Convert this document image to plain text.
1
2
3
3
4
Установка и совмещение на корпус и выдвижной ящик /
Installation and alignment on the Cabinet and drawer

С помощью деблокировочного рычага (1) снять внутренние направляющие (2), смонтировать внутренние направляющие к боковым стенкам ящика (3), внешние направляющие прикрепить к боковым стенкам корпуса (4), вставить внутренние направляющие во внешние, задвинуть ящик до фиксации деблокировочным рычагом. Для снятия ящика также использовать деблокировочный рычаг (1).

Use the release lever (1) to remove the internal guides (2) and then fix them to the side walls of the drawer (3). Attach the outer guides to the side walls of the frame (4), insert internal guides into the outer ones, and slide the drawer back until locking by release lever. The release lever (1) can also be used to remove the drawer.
+ + +
_WHAT THE EXERCISE ASKS_
Copy out all of the records shown above exactly.

_ANSWER TO THIS PROBLEM_
Convert this document image to plain text.
1
2
3
3
4
Установка и совмещение на корпус и выдвижной ящик /
Installation and alignment on the Cabinet and drawer

С помощью деблокировочного рычага (1) снять внутренние направляющие (2), смонтировать внутренние направляющие к боковым стенкам ящика (3), внешние направляющие прикрепить к боковым стенкам корпуса (4), вставить внутренние направляющие во внешние, задвинуть ящик до фиксации деблокировочным рычагом. Для снятия ящика также использовать деблокировочный рычаг (1).

Use the release lever (1) to remove the internal guides (2) and then fix them to the side walls of the drawer (3). Attach the outer guides to the side walls of the frame (4), insert internal guides into the outer ones, and slide the drawer back until locking by release lever. The release lever (1) can also be used to remove the drawer.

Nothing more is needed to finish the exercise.